[Figure record listings]
####
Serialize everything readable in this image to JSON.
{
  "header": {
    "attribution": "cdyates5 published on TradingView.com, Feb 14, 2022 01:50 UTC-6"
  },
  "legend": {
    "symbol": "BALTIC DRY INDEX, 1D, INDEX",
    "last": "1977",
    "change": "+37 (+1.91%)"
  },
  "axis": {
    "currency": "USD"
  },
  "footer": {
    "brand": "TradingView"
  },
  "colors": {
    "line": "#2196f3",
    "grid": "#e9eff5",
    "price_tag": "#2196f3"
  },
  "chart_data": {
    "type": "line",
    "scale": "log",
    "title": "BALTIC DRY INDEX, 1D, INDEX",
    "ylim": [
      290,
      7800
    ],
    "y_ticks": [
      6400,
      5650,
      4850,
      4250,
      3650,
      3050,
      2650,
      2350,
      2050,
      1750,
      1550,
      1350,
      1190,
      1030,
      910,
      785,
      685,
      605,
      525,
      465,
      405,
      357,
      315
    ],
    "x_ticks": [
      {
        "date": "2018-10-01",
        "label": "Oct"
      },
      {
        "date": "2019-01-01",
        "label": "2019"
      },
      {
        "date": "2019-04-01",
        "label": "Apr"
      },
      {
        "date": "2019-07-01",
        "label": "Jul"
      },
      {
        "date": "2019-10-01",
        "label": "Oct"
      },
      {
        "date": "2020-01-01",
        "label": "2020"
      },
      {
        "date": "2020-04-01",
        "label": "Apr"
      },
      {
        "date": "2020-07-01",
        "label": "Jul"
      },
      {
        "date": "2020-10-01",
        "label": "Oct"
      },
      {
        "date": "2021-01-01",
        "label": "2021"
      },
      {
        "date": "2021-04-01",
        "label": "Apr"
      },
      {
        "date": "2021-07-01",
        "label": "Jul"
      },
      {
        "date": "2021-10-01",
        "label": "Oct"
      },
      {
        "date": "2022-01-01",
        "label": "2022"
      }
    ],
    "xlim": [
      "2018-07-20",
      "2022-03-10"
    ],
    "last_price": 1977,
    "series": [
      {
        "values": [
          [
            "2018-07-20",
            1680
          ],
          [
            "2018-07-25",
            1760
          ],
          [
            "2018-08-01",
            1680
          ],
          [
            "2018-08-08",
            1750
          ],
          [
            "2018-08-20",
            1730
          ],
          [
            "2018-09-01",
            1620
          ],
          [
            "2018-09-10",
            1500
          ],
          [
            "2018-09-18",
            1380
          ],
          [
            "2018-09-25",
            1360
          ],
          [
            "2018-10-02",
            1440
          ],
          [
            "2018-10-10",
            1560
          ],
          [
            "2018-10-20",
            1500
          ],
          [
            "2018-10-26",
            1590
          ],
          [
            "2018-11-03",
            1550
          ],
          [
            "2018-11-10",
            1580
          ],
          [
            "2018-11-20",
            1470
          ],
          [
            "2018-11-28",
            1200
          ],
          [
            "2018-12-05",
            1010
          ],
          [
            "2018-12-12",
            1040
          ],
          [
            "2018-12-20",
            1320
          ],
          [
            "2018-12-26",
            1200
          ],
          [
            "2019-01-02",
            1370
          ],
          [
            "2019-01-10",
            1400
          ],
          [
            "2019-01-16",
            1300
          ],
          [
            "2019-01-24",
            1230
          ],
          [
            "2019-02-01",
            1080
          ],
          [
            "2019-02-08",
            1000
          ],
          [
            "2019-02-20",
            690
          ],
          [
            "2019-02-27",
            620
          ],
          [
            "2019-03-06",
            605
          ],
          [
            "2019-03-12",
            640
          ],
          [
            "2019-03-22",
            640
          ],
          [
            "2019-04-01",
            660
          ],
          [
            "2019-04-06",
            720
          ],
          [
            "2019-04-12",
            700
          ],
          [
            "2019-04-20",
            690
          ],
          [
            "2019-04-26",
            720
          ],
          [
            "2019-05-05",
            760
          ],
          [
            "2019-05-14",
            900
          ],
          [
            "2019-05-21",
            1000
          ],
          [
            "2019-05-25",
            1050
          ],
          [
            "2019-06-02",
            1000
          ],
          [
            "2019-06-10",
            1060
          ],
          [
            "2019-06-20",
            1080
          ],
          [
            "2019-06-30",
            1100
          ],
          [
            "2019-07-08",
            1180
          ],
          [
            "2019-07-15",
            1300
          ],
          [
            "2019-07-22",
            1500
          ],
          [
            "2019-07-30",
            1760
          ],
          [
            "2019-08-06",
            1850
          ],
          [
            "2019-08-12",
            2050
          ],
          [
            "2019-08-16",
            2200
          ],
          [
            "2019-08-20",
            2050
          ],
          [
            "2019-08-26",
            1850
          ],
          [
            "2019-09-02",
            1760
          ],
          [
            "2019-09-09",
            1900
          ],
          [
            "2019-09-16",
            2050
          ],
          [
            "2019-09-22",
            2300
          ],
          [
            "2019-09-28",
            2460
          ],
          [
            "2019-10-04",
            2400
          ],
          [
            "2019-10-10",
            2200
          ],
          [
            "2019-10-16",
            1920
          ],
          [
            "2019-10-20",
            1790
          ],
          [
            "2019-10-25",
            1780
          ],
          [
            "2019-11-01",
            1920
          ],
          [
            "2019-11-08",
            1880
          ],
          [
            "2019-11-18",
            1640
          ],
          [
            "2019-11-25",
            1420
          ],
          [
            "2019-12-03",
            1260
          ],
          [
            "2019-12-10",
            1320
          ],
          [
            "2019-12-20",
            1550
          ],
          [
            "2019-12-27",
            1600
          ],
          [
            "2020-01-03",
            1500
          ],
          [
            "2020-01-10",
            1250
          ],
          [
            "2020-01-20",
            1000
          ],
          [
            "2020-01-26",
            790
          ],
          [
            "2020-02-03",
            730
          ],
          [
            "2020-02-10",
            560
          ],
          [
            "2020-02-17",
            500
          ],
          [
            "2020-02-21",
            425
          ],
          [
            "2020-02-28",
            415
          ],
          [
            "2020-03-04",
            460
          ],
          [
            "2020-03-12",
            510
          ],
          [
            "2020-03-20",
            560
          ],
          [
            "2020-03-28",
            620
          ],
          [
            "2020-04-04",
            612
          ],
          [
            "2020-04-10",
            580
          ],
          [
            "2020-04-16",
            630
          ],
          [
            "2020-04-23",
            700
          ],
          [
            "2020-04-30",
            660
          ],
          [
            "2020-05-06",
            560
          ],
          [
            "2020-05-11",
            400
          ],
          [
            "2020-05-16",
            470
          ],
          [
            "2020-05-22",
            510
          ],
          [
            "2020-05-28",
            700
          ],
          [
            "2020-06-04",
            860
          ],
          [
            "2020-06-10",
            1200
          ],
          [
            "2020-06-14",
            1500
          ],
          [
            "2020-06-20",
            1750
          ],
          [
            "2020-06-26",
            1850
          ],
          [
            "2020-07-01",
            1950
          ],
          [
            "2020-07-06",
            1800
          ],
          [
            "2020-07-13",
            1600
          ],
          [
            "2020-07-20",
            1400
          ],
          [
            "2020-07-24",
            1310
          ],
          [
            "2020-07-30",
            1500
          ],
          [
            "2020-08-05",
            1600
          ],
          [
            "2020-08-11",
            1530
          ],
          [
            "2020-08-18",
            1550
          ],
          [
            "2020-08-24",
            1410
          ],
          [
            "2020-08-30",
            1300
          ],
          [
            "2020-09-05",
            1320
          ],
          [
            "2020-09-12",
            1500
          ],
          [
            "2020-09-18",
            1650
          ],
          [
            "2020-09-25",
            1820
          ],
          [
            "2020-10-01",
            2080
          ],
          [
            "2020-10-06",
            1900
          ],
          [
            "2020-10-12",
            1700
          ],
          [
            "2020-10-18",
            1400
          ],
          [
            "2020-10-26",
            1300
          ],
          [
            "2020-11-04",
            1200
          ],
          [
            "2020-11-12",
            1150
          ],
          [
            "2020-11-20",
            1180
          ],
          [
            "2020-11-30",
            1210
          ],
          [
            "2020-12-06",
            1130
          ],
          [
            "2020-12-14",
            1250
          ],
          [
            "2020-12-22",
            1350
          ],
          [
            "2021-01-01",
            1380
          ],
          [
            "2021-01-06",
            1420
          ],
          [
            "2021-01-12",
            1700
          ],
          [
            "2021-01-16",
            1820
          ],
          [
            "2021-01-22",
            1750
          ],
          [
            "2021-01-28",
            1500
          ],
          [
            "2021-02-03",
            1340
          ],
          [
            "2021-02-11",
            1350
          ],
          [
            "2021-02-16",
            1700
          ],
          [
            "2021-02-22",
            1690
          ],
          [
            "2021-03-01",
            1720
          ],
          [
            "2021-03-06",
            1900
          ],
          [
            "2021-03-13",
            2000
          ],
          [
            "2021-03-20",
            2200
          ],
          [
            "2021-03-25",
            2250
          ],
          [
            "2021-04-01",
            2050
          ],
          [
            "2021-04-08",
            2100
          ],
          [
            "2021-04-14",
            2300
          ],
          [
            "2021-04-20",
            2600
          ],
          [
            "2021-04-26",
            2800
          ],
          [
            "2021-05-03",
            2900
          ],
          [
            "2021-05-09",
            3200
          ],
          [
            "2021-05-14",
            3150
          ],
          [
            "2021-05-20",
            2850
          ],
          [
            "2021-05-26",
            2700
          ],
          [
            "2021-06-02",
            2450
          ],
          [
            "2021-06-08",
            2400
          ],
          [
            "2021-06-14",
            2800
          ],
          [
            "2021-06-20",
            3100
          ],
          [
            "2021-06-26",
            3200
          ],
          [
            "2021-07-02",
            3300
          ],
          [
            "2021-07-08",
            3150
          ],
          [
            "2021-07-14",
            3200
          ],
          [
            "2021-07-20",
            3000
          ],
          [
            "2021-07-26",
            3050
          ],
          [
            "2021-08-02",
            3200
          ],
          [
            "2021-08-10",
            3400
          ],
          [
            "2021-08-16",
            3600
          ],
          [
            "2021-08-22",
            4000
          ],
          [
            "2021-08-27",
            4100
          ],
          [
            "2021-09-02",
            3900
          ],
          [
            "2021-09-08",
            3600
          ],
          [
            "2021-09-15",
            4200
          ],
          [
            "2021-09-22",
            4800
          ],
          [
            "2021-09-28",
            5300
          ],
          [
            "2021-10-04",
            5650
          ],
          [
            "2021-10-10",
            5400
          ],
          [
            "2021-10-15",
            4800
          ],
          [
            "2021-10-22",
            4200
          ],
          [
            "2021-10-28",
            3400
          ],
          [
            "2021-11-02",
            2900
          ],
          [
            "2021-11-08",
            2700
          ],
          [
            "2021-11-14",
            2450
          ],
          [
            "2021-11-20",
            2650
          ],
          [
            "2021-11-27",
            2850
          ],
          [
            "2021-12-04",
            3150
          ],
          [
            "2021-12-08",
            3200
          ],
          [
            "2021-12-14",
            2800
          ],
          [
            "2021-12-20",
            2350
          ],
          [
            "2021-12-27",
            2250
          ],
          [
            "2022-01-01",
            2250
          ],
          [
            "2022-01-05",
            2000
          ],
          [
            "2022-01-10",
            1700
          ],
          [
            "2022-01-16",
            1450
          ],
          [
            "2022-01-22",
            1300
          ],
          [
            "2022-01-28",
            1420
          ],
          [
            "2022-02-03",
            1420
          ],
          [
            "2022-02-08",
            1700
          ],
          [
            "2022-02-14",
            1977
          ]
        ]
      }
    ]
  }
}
####
=== Task to complete ===
Take each line of the material that contains the word "INDEX" and list it.

=== Response for this exercise ===
    "symbol": "BALTIC DRY INDEX, 1D, INDEX",
    "title": "BALTIC DRY INDEX, 1D, INDEX",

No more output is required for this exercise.